■ **Supplied data**
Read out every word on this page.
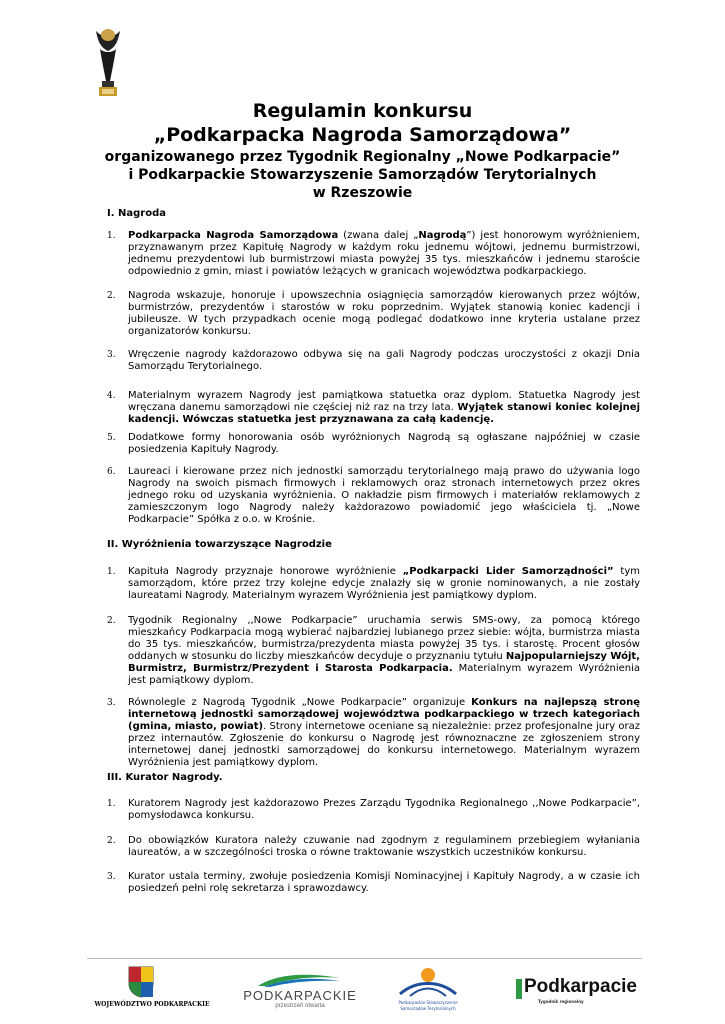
Regulamin konkursu
„Podkarpacka Nagroda Samorządowa”
organizowanego przez Tygodnik Regionalny „Nowe Podkarpacie”
i Podkarpackie Stowarzyszenie Samorządów Terytorialnych
w Rzeszowie
I. Nagroda
1. Podkarpacka Nagroda Samorządowa (zwana dalej „Nagrodą”) jest honorowym wyróżnieniem, przyznawanym przez Kapitułę Nagrody w każdym roku jednemu wójtowi, jednemu burmistrzowi, jednemu prezydentowi lub burmistrzowi miasta powyżej 35 tys. mieszkańców i jednemu staroście odpowiednio z gmin, miast i powiatów leżących w granicach województwa podkarpackiego.
2. Nagroda wskazuje, honoruje i upowszechnia osiągnięcia samorządów kierowanych przez wójtów, burmistrzów, prezydentów i starostów w roku poprzednim. Wyjątek stanowią koniec kadencji i jubileusze. W tych przypadkach ocenie mogą podlegać dodatkowo inne kryteria ustalane przez organizatorów konkursu.
3. Wręczenie nagrody każdorazowo odbywa się na gali Nagrody podczas uroczystości z okazji Dnia Samorządu Terytorialnego.
4. Materialnym wyrazem Nagrody jest pamiątkowa statuetka oraz dyplom. Statuetka Nagrody jest wręczana danemu samorządowi nie częściej niż raz na trzy lata. Wyjątek stanowi koniec kolejnej kadencji. Wówczas statuetka jest przyznawana za całą kadencję.
5. Dodatkowe formy honorowania osób wyróżnionych Nagrodą są ogłaszane najpóźniej w czasie posiedzenia Kapituły Nagrody.
6. Laureaci i kierowane przez nich jednostki samorządu terytorialnego mają prawo do używania logo Nagrody na swoich pismach firmowych i reklamowych oraz stronach internetowych przez okres jednego roku od uzyskania wyróżnienia. O nakładzie pism firmowych i materiałów reklamowych z zamieszczonym logo Nagrody należy każdorazowo powiadomić jego właściciela tj. „Nowe Podkarpacie” Spółka z o.o. w Krośnie.
II. Wyróżnienia towarzyszące Nagrodzie
1. Kapituła Nagrody przyznaje honorowe wyróżnienie „Podkarpacki Lider Samorządności” tym samorządom, które przez trzy kolejne edycje znalazły się w gronie nominowanych, a nie zostały laureatami Nagrody. Materialnym wyrazem Wyróżnienia jest pamiątkowy dyplom.
2. Tygodnik Regionalny ,,Nowe Podkarpacie” uruchamia serwis SMS-owy, za pomocą którego mieszkańcy Podkarpacia mogą wybierać najbardziej lubianego przez siebie: wójta, burmistrza miasta do 35 tys. mieszkańców, burmistrza/prezydenta miasta powyżej 35 tys. i starostę. Procent głosów oddanych w stosunku do liczby mieszkańców decyduje o przyznaniu tytułu Najpopularniejszy Wójt, Burmistrz, Burmistrz/Prezydent i Starosta Podkarpacia. Materialnym wyrazem Wyróżnienia jest pamiątkowy dyplom.
3. Równolegle z Nagrodą Tygodnik „Nowe Podkarpacie” organizuje Konkurs na najlepszą stronę internetową jednostki samorządowej województwa podkarpackiego w trzech kategoriach (gmina, miasto, powiat). Strony internetowe oceniane są niezależnie: przez profesjonalne jury oraz przez internautów. Zgłoszenie do konkursu o Nagrodę jest równoznaczne ze zgłoszeniem strony internetowej danej jednostki samorządowej do konkursu internetowego. Materialnym wyrazem Wyróżnienia jest pamiątkowy dyplom.
III. Kurator Nagrody.
1. Kuratorem Nagrody jest każdorazowo Prezes Zarządu Tygodnika Regionalnego ,,Nowe Podkarpacie”, pomysłodawca konkursu.
2. Do obowiązków Kuratora należy czuwanie nad zgodnym z regulaminem przebiegiem wyłaniania laureatów, a w szczególności troska o równe traktowanie wszystkich uczestników konkursu.
3. Kurator ustala terminy, zwołuje posiedzenia Komisji Nominacyjnej i Kapituły Nagrody, a w czasie ich posiedzeń pełni rolę sekretarza i sprawozdawcy.
WOJEWÓDZTWO PODKARPACKIE
PODKARPACKIE
przestrzeń otwarta
Podkarpackie Stowarzyszenie
Samorządów Terytorialnych
Podkarpacie
Tygodnik regionalny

■ **Exercise directions**
Copy the records word for word, leaving no picture in the copy.

■ **Solution for this problem**
Read out every word on this page.
Regulamin konkursu
„Podkarpacka Nagroda Samorządowa”
organizowanego przez Tygodnik Regionalny „Nowe Podkarpacie”
i Podkarpackie Stowarzyszenie Samorządów Terytorialnych
w Rzeszowie
I. Nagroda
1. Podkarpacka Nagroda Samorządowa (zwana dalej „Nagrodą”) jest honorowym wyróżnieniem, przyznawanym przez Kapitułę Nagrody w każdym roku jednemu wójtowi, jednemu burmistrzowi, jednemu prezydentowi lub burmistrzowi miasta powyżej 35 tys. mieszkańców i jednemu staroście odpowiednio z gmin, miast i powiatów leżących w granicach województwa podkarpackiego.
2. Nagroda wskazuje, honoruje i upowszechnia osiągnięcia samorządów kierowanych przez wójtów, burmistrzów, prezydentów i starostów w roku poprzednim. Wyjątek stanowią koniec kadencji i jubileusze. W tych przypadkach ocenie mogą podlegać dodatkowo inne kryteria ustalane przez organizatorów konkursu.
3. Wręczenie nagrody każdorazowo odbywa się na gali Nagrody podczas uroczystości z okazji Dnia Samorządu Terytorialnego.
4. Materialnym wyrazem Nagrody jest pamiątkowa statuetka oraz dyplom. Statuetka Nagrody jest wręczana danemu samorządowi nie częściej niż raz na trzy lata. Wyjątek stanowi koniec kolejnej kadencji. Wówczas statuetka jest przyznawana za całą kadencję.
5. Dodatkowe formy honorowania osób wyróżnionych Nagrodą są ogłaszane najpóźniej w czasie posiedzenia Kapituły Nagrody.
6. Laureaci i kierowane przez nich jednostki samorządu terytorialnego mają prawo do używania logo Nagrody na swoich pismach firmowych i reklamowych oraz stronach internetowych przez okres jednego roku od uzyskania wyróżnienia. O nakładzie pism firmowych i materiałów reklamowych z zamieszczonym logo Nagrody należy każdorazowo powiadomić jego właściciela tj. „Nowe Podkarpacie” Spółka z o.o. w Krośnie.
II. Wyróżnienia towarzyszące Nagrodzie
1. Kapituła Nagrody przyznaje honorowe wyróżnienie „Podkarpacki Lider Samorządności” tym samorządom, które przez trzy kolejne edycje znalazły się w gronie nominowanych, a nie zostały laureatami Nagrody. Materialnym wyrazem Wyróżnienia jest pamiątkowy dyplom.
2. Tygodnik Regionalny ,,Nowe Podkarpacie” uruchamia serwis SMS-owy, za pomocą którego mieszkańcy Podkarpacia mogą wybierać najbardziej lubianego przez siebie: wójta, burmistrza miasta do 35 tys. mieszkańców, burmistrza/prezydenta miasta powyżej 35 tys. i starostę. Procent głosów oddanych w stosunku do liczby mieszkańców decyduje o przyznaniu tytułu Najpopularniejszy Wójt, Burmistrz, Burmistrz/Prezydent i Starosta Podkarpacia. Materialnym wyrazem Wyróżnienia jest pamiątkowy dyplom.
3. Równolegle z Nagrodą Tygodnik „Nowe Podkarpacie” organizuje Konkurs na najlepszą stronę internetową jednostki samorządowej województwa podkarpackiego w trzech kategoriach (gmina, miasto, powiat). Strony internetowe oceniane są niezależnie: przez profesjonalne jury oraz przez internautów. Zgłoszenie do konkursu o Nagrodę jest równoznaczne ze zgłoszeniem strony internetowej danej jednostki samorządowej do konkursu internetowego. Materialnym wyrazem Wyróżnienia jest pamiątkowy dyplom.
III. Kurator Nagrody.
1. Kuratorem Nagrody jest każdorazowo Prezes Zarządu Tygodnika Regionalnego ,,Nowe Podkarpacie”, pomysłodawca konkursu.
2. Do obowiązków Kuratora należy czuwanie nad zgodnym z regulaminem przebiegiem wyłaniania laureatów, a w szczególności troska o równe traktowanie wszystkich uczestników konkursu.
3. Kurator ustala terminy, zwołuje posiedzenia Komisji Nominacyjnej i Kapituły Nagrody, a w czasie ich posiedzeń pełni rolę sekretarza i sprawozdawcy.
WOJEWÓDZTWO PODKARPACKIE
PODKARPACKIE
przestrzeń otwarta
Podkarpackie Stowarzyszenie
Samorządów Terytorialnych
Podkarpacie
Tygodnik regionalny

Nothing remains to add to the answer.